**What you should do**
Emit the data below verbatim, stripping out any pictures.

_ _ _ _ _ _ _

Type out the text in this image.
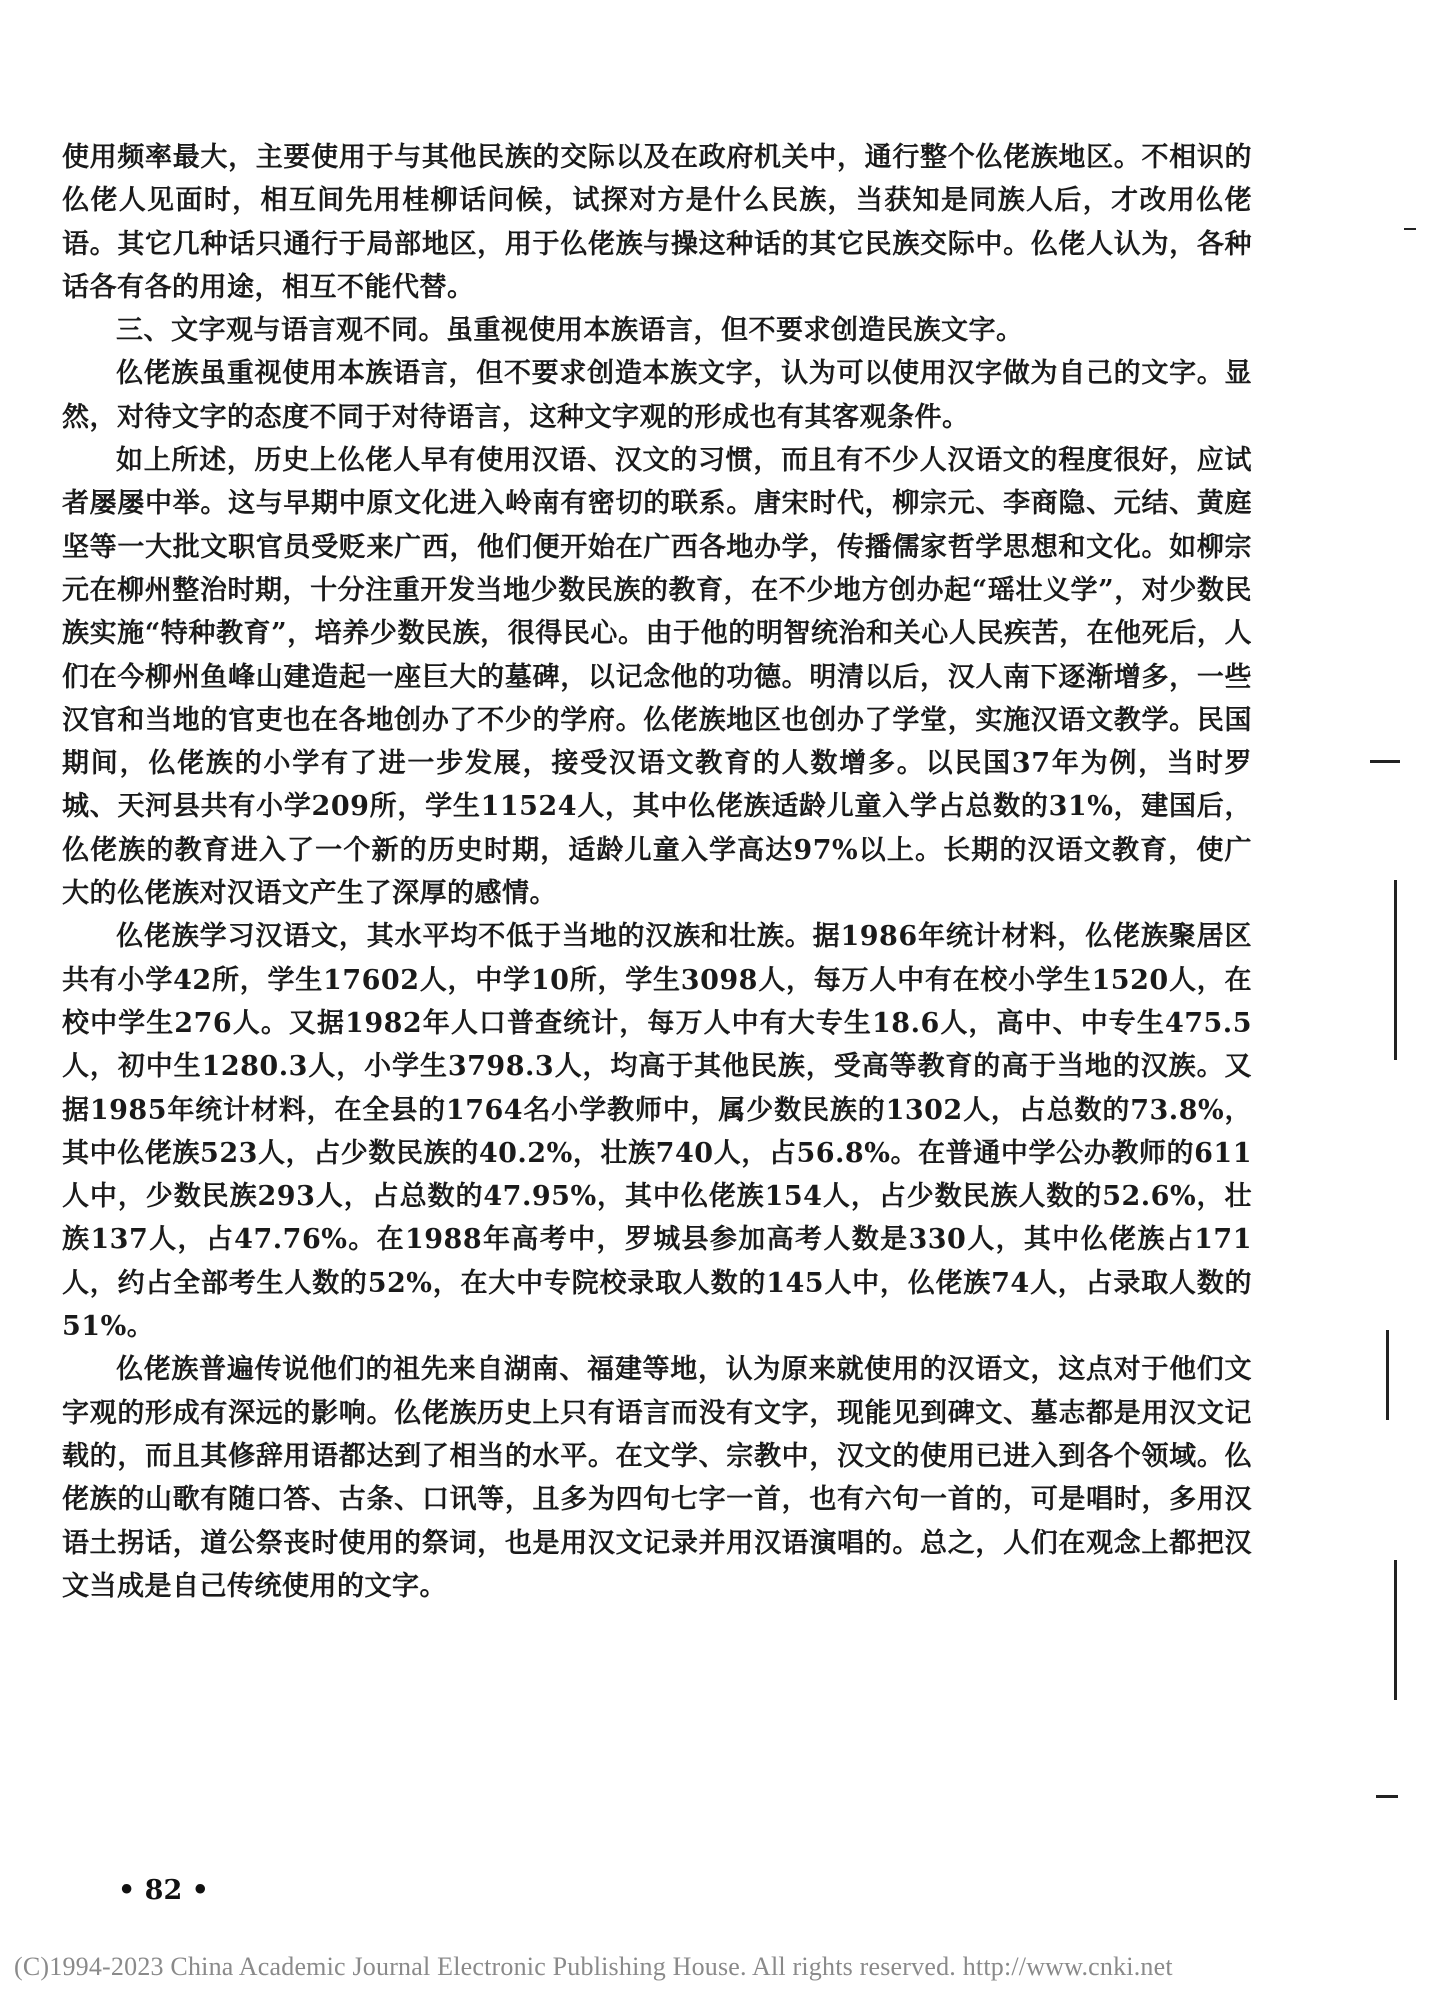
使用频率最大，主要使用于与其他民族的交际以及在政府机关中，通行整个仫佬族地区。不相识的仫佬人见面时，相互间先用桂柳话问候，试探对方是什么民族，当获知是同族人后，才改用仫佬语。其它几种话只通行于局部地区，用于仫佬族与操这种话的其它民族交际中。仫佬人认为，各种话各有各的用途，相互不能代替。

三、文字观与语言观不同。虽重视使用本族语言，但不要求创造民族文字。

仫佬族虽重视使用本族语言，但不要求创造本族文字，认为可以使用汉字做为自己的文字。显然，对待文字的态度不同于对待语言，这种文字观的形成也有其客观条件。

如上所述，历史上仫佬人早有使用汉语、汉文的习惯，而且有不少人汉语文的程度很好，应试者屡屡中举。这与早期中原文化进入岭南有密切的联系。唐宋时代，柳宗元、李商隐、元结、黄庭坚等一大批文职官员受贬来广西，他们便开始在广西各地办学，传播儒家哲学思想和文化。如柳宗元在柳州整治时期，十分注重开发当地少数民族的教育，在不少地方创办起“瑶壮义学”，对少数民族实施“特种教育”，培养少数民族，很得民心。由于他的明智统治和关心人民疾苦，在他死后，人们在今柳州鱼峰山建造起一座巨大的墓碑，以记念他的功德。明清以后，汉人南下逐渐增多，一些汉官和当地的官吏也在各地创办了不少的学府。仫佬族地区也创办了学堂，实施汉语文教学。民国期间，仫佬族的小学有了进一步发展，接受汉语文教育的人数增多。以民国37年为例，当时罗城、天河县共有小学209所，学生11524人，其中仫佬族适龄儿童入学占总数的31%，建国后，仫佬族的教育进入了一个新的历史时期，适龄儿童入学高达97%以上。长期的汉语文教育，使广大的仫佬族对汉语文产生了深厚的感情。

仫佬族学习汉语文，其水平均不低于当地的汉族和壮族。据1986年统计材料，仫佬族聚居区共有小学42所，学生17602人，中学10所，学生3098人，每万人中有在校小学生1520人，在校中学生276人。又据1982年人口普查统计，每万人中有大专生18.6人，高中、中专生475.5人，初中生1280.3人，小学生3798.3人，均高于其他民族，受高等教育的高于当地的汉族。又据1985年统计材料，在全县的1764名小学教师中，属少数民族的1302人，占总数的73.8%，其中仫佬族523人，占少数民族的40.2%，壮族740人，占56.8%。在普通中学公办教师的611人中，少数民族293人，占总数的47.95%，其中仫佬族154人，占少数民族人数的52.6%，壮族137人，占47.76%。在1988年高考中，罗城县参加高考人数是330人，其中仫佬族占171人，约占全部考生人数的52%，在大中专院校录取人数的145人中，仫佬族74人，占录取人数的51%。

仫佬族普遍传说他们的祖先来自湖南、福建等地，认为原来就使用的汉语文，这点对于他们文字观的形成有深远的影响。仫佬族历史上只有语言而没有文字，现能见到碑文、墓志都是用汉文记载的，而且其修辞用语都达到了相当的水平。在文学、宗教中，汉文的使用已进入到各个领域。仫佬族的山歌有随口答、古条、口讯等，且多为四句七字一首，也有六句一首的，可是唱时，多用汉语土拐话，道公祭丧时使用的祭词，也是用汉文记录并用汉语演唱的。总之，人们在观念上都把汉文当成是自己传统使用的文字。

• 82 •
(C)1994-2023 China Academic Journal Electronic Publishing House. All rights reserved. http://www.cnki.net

_ _ _ _ _ _ _

**Response below**
Type out the text in this image.
使用频率最大，主要使用于与其他民族的交际以及在政府机关中，通行整个仫佬族地区。不相识的仫佬人见面时，相互间先用桂柳话问候，试探对方是什么民族，当获知是同族人后，才改用仫佬语。其它几种话只通行于局部地区，用于仫佬族与操这种话的其它民族交际中。仫佬人认为，各种话各有各的用途，相互不能代替。

三、文字观与语言观不同。虽重视使用本族语言，但不要求创造民族文字。

仫佬族虽重视使用本族语言，但不要求创造本族文字，认为可以使用汉字做为自己的文字。显然，对待文字的态度不同于对待语言，这种文字观的形成也有其客观条件。

如上所述，历史上仫佬人早有使用汉语、汉文的习惯，而且有不少人汉语文的程度很好，应试者屡屡中举。这与早期中原文化进入岭南有密切的联系。唐宋时代，柳宗元、李商隐、元结、黄庭坚等一大批文职官员受贬来广西，他们便开始在广西各地办学，传播儒家哲学思想和文化。如柳宗元在柳州整治时期，十分注重开发当地少数民族的教育，在不少地方创办起“瑶壮义学”，对少数民族实施“特种教育”，培养少数民族，很得民心。由于他的明智统治和关心人民疾苦，在他死后，人们在今柳州鱼峰山建造起一座巨大的墓碑，以记念他的功德。明清以后，汉人南下逐渐增多，一些汉官和当地的官吏也在各地创办了不少的学府。仫佬族地区也创办了学堂，实施汉语文教学。民国期间，仫佬族的小学有了进一步发展，接受汉语文教育的人数增多。以民国37年为例，当时罗城、天河县共有小学209所，学生11524人，其中仫佬族适龄儿童入学占总数的31%，建国后，仫佬族的教育进入了一个新的历史时期，适龄儿童入学高达97%以上。长期的汉语文教育，使广大的仫佬族对汉语文产生了深厚的感情。

仫佬族学习汉语文，其水平均不低于当地的汉族和壮族。据1986年统计材料，仫佬族聚居区共有小学42所，学生17602人，中学10所，学生3098人，每万人中有在校小学生1520人，在校中学生276人。又据1982年人口普查统计，每万人中有大专生18.6人，高中、中专生475.5人，初中生1280.3人，小学生3798.3人，均高于其他民族，受高等教育的高于当地的汉族。又据1985年统计材料，在全县的1764名小学教师中，属少数民族的1302人，占总数的73.8%，其中仫佬族523人，占少数民族的40.2%，壮族740人，占56.8%。在普通中学公办教师的611人中，少数民族293人，占总数的47.95%，其中仫佬族154人，占少数民族人数的52.6%，壮族137人，占47.76%。在1988年高考中，罗城县参加高考人数是330人，其中仫佬族占171人，约占全部考生人数的52%，在大中专院校录取人数的145人中，仫佬族74人，占录取人数的51%。

仫佬族普遍传说他们的祖先来自湖南、福建等地，认为原来就使用的汉语文，这点对于他们文字观的形成有深远的影响。仫佬族历史上只有语言而没有文字，现能见到碑文、墓志都是用汉文记载的，而且其修辞用语都达到了相当的水平。在文学、宗教中，汉文的使用已进入到各个领域。仫佬族的山歌有随口答、古条、口讯等，且多为四句七字一首，也有六句一首的，可是唱时，多用汉语土拐话，道公祭丧时使用的祭词，也是用汉文记录并用汉语演唱的。总之，人们在观念上都把汉文当成是自己传统使用的文字。

• 82 •
(C)1994-2023 China Academic Journal Electronic Publishing House. All rights reserved. http://www.cnki.net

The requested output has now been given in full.